Challenge:
Reproduce each line exactly, including spacing and punctuation.

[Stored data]
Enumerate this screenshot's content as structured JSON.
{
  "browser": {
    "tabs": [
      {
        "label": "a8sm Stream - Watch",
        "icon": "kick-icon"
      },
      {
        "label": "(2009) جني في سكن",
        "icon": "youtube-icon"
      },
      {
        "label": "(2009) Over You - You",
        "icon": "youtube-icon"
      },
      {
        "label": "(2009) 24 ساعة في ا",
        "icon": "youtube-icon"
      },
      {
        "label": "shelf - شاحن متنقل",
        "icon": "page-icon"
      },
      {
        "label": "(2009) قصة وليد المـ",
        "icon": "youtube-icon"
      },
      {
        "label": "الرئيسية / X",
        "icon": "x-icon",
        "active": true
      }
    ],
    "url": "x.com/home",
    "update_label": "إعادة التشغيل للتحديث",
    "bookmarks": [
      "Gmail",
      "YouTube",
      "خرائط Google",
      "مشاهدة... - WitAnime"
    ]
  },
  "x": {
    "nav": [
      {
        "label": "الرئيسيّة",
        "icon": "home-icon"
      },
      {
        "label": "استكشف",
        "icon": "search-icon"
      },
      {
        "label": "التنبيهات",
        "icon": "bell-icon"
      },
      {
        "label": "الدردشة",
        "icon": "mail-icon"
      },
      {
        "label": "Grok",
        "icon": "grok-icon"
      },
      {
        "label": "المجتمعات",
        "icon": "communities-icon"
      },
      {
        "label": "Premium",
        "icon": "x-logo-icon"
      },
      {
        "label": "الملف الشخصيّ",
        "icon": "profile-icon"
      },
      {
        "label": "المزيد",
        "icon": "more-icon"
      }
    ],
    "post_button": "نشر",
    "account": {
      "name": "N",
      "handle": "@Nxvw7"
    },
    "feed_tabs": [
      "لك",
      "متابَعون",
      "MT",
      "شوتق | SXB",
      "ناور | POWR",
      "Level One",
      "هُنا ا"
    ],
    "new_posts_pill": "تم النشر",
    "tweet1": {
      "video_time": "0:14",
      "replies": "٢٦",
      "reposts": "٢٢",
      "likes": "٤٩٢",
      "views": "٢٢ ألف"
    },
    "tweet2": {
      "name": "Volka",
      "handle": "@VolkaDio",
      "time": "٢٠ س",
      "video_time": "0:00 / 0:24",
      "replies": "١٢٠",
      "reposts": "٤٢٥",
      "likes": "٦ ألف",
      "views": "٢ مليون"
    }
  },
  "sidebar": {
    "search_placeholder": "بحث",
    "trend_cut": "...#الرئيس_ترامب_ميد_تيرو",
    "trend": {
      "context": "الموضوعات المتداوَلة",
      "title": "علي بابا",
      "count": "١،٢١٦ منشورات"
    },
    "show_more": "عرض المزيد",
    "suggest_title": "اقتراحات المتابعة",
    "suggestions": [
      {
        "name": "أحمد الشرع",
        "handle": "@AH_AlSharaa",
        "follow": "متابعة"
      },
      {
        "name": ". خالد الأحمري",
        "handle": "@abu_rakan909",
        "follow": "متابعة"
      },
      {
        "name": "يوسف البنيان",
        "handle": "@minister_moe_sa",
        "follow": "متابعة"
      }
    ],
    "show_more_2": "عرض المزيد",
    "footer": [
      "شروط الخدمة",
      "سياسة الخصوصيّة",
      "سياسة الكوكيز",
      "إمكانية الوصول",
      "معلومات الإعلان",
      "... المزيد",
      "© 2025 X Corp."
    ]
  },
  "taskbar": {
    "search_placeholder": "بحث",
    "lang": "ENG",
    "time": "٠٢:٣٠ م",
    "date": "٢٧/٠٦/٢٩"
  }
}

Answer in full:
Enumerate this screenshot's content as structured JSON.
{
  "browser": {
    "tabs": [
      {
        "label": "a8sm Stream - Watch",
        "icon": "kick-icon"
      },
      {
        "label": "(2009) جني في سكن",
        "icon": "youtube-icon"
      },
      {
        "label": "(2009) Over You - You",
        "icon": "youtube-icon"
      },
      {
        "label": "(2009) 24 ساعة في ا",
        "icon": "youtube-icon"
      },
      {
        "label": "shelf - شاحن متنقل",
        "icon": "page-icon"
      },
      {
        "label": "(2009) قصة وليد المـ",
        "icon": "youtube-icon"
      },
      {
        "label": "الرئيسية / X",
        "icon": "x-icon",
        "active": true
      }
    ],
    "url": "x.com/home",
    "update_label": "إعادة التشغيل للتحديث",
    "bookmarks": [
      "Gmail",
      "YouTube",
      "خرائط Google",
      "مشاهدة... - WitAnime"
    ]
  },
  "x": {
    "nav": [
      {
        "label": "الرئيسيّة",
        "icon": "home-icon"
      },
      {
        "label": "استكشف",
        "icon": "search-icon"
      },
      {
        "label": "التنبيهات",
        "icon": "bell-icon"
      },
      {
        "label": "الدردشة",
        "icon": "mail-icon"
      },
      {
        "label": "Grok",
        "icon": "grok-icon"
      },
      {
        "label": "المجتمعات",
        "icon": "communities-icon"
      },
      {
        "label": "Premium",
        "icon": "x-logo-icon"
      },
      {
        "label": "الملف الشخصيّ",
        "icon": "profile-icon"
      },
      {
        "label": "المزيد",
        "icon": "more-icon"
      }
    ],
    "post_button": "نشر",
    "account": {
      "name": "N",
      "handle": "@Nxvw7"
    },
    "feed_tabs": [
      "لك",
      "متابَعون",
      "MT",
      "شوتق | SXB",
      "ناور | POWR",
      "Level One",
      "هُنا ا"
    ],
    "new_posts_pill": "تم النشر",
    "tweet1": {
      "video_time": "0:14",
      "replies": "٢٦",
      "reposts": "٢٢",
      "likes": "٤٩٢",
      "views": "٢٢ ألف"
    },
    "tweet2": {
      "name": "Volka",
      "handle": "@VolkaDio",
      "time": "٢٠ س",
      "video_time": "0:00 / 0:24",
      "replies": "١٢٠",
      "reposts": "٤٢٥",
      "likes": "٦ ألف",
      "views": "٢ مليون"
    }
  },
  "sidebar": {
    "search_placeholder": "بحث",
    "trend_cut": "...#الرئيس_ترامب_ميد_تيرو",
    "trend": {
      "context": "الموضوعات المتداوَلة",
      "title": "علي بابا",
      "count": "١،٢١٦ منشورات"
    },
    "show_more": "عرض المزيد",
    "suggest_title": "اقتراحات المتابعة",
    "suggestions": [
      {
        "name": "أحمد الشرع",
        "handle": "@AH_AlSharaa",
        "follow": "متابعة"
      },
      {
        "name": ". خالد الأحمري",
        "handle": "@abu_rakan909",
        "follow": "متابعة"
      },
      {
        "name": "يوسف البنيان",
        "handle": "@minister_moe_sa",
        "follow": "متابعة"
      }
    ],
    "show_more_2": "عرض المزيد",
    "footer": [
      "شروط الخدمة",
      "سياسة الخصوصيّة",
      "سياسة الكوكيز",
      "إمكانية الوصول",
      "معلومات الإعلان",
      "... المزيد",
      "© 2025 X Corp."
    ]
  },
  "taskbar": {
    "search_placeholder": "بحث",
    "lang": "ENG",
    "time": "٠٢:٣٠ م",
    "date": "٢٧/٠٦/٢٩"
  }
}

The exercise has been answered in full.